**引用文**.
↓

近鉄ライナーズと関西大のスクラムセッションの笛を吹く山本篤志レフリー


 レフリーのアセッサー(評価員)をつとめる太田始の評価は高い。
「ラグビーをようわかっとる。変なタックルには寄る。反則が出ないか確かめる。クリアなタックルは、近づかへん。すでに次のオフサイドを見とる」
 レフリーの最高グレード、A級を保持した67歳から賛辞を受けるのは山本篤志だ。
 31歳のB級レフリーである。

 勘どころを押さえた観察と動きは、笛によってゲームを安易に途切れさせない。結果、選手や観戦者はストレスを感じない。
 山本はこの4月、トップレフリー養成のためのエリート組織「アカデミー」の6期生男性5人の中に選ばれる。

 高評価の理由を自分なりに分析する。
「小さい頃からラグビーの試合を見るのが大好きなんです。海外のラグビーなんかで、トレンドを探ったりしています。今でも毎日1試合は朝昼晩のどこかで見ています」
 生まれ育ったのは、ラグビーのメッカ、東大阪市。幼稚園から楕円球に触れ、花園ラグビースクール、英田(あかだ)中、報徳学園、天理大と進む。

 選手として名をはせることはなかったが、強豪チームでの日々が、テレビ視聴と溶け合う。さらにFL、SH、SOといろいろなポジションでの経験が奥ゆきを広げる。

↑

**バウンディングボックス予測データ**.
↓

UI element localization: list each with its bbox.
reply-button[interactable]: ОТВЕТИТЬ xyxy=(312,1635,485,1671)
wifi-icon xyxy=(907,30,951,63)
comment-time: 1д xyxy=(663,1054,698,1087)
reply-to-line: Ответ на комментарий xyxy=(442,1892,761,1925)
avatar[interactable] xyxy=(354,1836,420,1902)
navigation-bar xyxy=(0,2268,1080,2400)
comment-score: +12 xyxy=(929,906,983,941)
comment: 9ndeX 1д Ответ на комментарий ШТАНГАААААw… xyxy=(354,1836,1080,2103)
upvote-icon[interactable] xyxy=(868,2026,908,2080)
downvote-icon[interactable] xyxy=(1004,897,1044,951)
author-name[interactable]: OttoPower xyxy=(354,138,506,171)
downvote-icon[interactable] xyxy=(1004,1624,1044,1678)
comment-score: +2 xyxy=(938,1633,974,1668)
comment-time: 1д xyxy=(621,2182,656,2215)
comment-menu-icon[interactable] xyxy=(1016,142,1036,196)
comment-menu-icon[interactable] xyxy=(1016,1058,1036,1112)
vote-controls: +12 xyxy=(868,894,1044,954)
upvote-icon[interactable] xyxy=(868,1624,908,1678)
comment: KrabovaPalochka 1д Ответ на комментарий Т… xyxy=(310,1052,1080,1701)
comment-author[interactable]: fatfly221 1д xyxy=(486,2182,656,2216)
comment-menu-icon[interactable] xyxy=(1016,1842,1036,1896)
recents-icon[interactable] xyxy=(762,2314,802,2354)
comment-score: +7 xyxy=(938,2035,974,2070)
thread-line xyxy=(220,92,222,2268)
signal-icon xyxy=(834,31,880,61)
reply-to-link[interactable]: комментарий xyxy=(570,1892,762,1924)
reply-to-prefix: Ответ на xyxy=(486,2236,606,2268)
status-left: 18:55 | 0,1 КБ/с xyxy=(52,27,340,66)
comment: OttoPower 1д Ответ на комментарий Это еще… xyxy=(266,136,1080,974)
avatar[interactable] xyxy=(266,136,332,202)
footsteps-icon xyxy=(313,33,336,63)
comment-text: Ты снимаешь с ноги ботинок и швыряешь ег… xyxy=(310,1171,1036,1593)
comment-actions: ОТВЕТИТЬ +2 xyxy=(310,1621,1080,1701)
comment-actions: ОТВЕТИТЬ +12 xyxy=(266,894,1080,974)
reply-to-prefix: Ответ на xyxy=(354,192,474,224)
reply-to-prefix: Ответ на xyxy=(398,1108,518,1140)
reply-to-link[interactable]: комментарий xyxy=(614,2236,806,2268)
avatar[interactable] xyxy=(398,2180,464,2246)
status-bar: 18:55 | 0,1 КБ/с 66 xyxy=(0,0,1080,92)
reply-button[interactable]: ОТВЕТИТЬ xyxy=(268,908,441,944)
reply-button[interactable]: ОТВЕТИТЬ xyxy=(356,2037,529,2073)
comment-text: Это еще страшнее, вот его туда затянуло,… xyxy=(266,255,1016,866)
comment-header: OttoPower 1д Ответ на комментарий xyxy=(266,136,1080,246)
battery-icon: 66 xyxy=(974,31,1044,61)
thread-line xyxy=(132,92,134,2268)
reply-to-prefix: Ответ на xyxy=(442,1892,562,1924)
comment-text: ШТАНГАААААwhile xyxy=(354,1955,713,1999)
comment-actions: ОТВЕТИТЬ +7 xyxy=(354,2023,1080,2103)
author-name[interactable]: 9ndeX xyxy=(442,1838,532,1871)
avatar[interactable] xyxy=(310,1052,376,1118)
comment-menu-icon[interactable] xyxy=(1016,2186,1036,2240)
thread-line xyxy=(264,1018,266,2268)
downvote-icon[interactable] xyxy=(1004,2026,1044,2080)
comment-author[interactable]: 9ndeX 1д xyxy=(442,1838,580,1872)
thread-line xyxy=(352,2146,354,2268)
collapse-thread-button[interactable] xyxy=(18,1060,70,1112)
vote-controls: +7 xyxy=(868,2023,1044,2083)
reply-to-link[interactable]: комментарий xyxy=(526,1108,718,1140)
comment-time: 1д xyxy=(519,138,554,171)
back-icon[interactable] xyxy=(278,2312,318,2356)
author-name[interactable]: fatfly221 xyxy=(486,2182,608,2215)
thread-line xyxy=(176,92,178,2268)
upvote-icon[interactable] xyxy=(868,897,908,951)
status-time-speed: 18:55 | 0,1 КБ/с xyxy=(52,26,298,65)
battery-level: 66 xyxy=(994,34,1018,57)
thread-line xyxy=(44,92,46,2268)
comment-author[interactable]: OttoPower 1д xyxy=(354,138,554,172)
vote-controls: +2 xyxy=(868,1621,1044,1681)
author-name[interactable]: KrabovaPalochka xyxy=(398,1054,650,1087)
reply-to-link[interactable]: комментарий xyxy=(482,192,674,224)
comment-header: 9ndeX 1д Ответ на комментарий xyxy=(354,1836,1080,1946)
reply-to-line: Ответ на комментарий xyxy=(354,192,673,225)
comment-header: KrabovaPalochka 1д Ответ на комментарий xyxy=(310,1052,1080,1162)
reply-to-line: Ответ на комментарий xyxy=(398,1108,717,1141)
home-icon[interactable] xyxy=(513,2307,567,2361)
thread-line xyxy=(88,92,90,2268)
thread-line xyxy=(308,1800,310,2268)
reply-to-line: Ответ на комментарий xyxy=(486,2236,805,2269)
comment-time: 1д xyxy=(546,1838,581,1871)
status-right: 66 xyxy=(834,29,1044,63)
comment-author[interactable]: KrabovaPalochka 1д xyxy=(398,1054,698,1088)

↑

山本篤志レフリーについての引用文を、最後の文に続けて書き進めてください。

**課題の出力**.
 7月30日、近鉄ライナーズと関西大のセッションに自転車で現れる。
「花園ラグビー場に着くまで、信号1つしかありません」
 日焼けの中の目を丸くさせて笑う。
 グラウンドではスクラム、ラインアウト、ホールドによる試合形式の練習を裁いた。

 三地域(関東、関西、九州)の所属になるB級レフリーは、近鉄の入るトップリーグを担当できない。その上部グレード、日本協会所属となるA2を経て、A1かAの2つに入らなければならない。

 それでも近鉄は山本に声をかける。監督・坪井章は英田中の8年上にあたる。先輩後輩の間柄を外しても位置づけは高い。
「彼は落ち着いて状況判断ができる。ゲームのマネジメントが上手です。毎年来てもらっているけど、確実にレベルアップしている。それに人間がいい。今日は日曜日。家族サービスもあるのに、『大丈夫です』って来てくれるんです。ありがたいですね」
 山本には妻と生後間もない娘がいる。

 家族に負担をかけながら、グラウンドに向かう。そこにあるのは「大好きなラグビーに携わりたい」という強い思いだ。

 レフリーを志したのは、元A級の原田隆司の存在が大きい。
 山本がB級に昇格したのは2012年だが、C級時代に声をかけられた。
「やる気があるんやったら、頑張れへんか」
 その言葉に天にも昇る気持ちになる。
「めちゃめちゃうれしかったです。自分はプレーヤーとして鳴かず飛ばずでした。でも、原田さんはそんな自分を認めてくれた」
 原田は2015年度で現役引退。現在はアジア協会レフリー委員長をつとめる。

 尊敬するのは指導を仰いだ原田。そして、現役では4学年上のA級・久保修平だ。
「2人ともピーピー笛を吹かない。お互いにラグビーをやらせる。だから、レフリーがいるか、いないか、見ている人にはわからない。自分はそうあるべきだと思っています」
 根底にあるのは「プレーヤー・ファースト」。教条的に笛を吹かず、反則が故意か故意でなかったかを判断し、流せるところは流す。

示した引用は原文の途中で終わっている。